→ What the exercise asks
Keep the pictures out of the copy and repeat the records exactly.

# # # # #

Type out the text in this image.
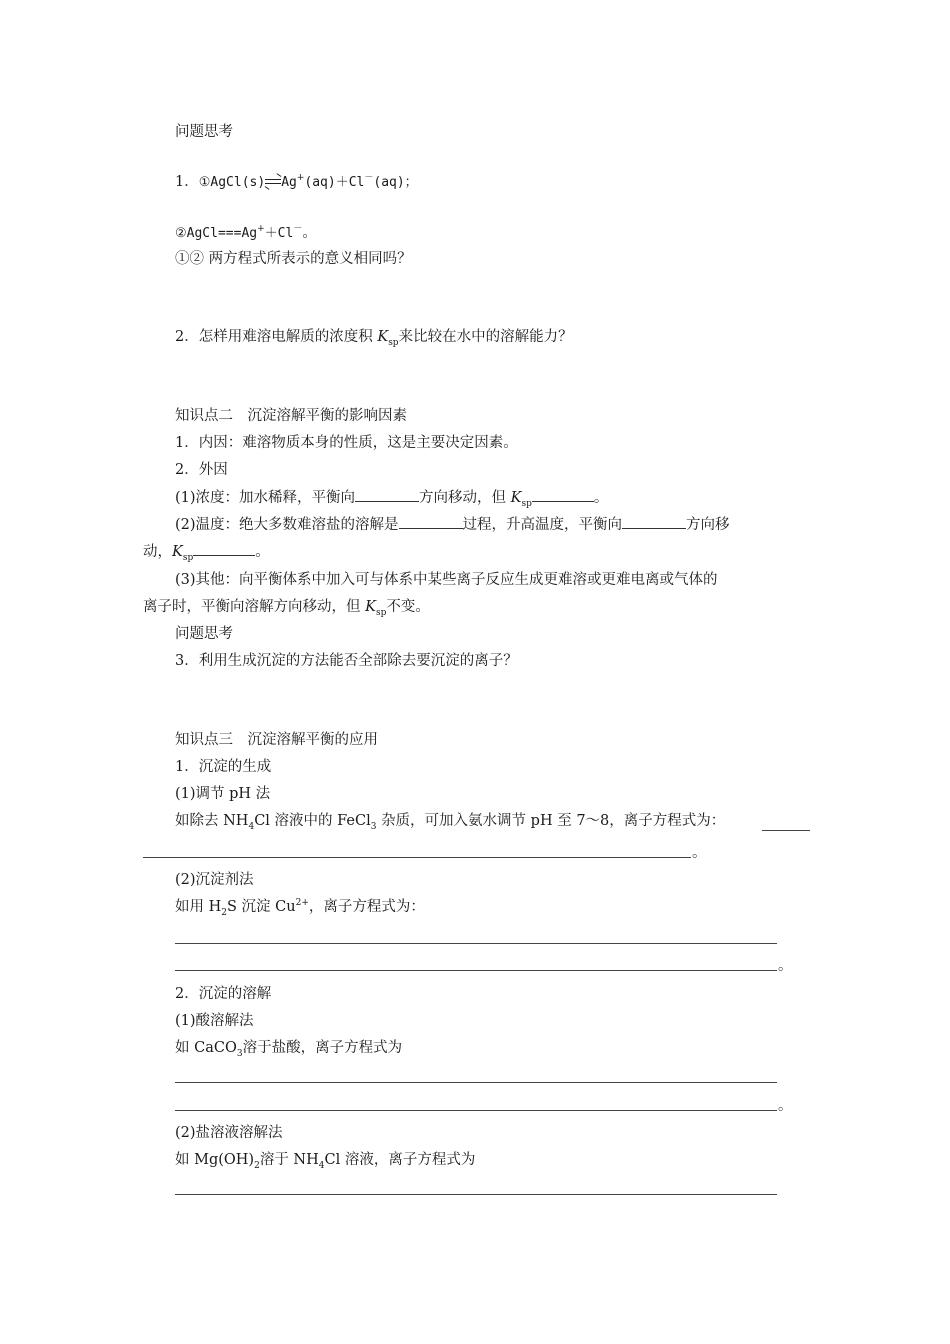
问题思考
1．①AgCl(s) Ag+(aq)＋Cl－(aq)；
②AgCl===Ag+＋Cl－。
①② 两方程式所表示的意义相同吗？
2．怎样用难溶电解质的浓度积 $K_{sp}$来比较在水中的溶解能力？
知识点二　沉淀溶解平衡的影响因素
1．内因：难溶物质本身的性质，这是主要决定因素。
2．外因
(1)浓度：加水稀释，平衡向	方向移动，但 $K_{sp}$	。
(2)温度：绝大多数难溶盐的溶解是	过程，升高温度，平衡向	方向移
动，$K_{sp}$	。
(3)其他：向平衡体系中加入可与体系中某些离子反应生成更难溶或更难电离或气体的
离子时，平衡向溶解方向移动，但 $K_{sp}$不变。
问题思考
3．利用生成沉淀的方法能否全部除去要沉淀的离子？
知识点三　沉淀溶解平衡的应用
1．沉淀的生成
(1)调节 pH 法
如除去 $NH_4Cl$ 溶液中的 FeCl$_3$ 杂质，可加入氨水调节 pH 至 7～8，离子方程式为：
。
(2)沉淀剂法
如用 $H_2S$ 沉淀 $Cu^{2+}$，离子方程式为：
。
2．沉淀的溶解
(1)酸溶解法
如 CaCO$_3$溶于盐酸，离子方程式为
。
(2)盐溶液溶解法
如 $Mg(OH)_2$溶于 $NH_4Cl$ 溶液，离子方程式为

# # # # #

→ Written response
Type out the text in this image.
问题思考
1．①AgCl(s) Ag+(aq)＋Cl－(aq)；
②AgCl===Ag+＋Cl－。
①② 两方程式所表示的意义相同吗？
2．怎样用难溶电解质的浓度积 $K_{sp}$来比较在水中的溶解能力？
知识点二　沉淀溶解平衡的影响因素
1．内因：难溶物质本身的性质，这是主要决定因素。
2．外因
(1)浓度：加水稀释，平衡向	方向移动，但 $K_{sp}$	。
(2)温度：绝大多数难溶盐的溶解是	过程，升高温度，平衡向	方向移
动，$K_{sp}$	。
(3)其他：向平衡体系中加入可与体系中某些离子反应生成更难溶或更难电离或气体的
离子时，平衡向溶解方向移动，但 $K_{sp}$不变。
问题思考
3．利用生成沉淀的方法能否全部除去要沉淀的离子？
知识点三　沉淀溶解平衡的应用
1．沉淀的生成
(1)调节 pH 法
如除去 $NH_4Cl$ 溶液中的 FeCl$_3$ 杂质，可加入氨水调节 pH 至 7～8，离子方程式为：
。
(2)沉淀剂法
如用 $H_2S$ 沉淀 $Cu^{2+}$，离子方程式为：
。
2．沉淀的溶解
(1)酸溶解法
如 CaCO$_3$溶于盐酸，离子方程式为
。
(2)盐溶液溶解法
如 $Mg(OH)_2$溶于 $NH_4Cl$ 溶液，离子方程式为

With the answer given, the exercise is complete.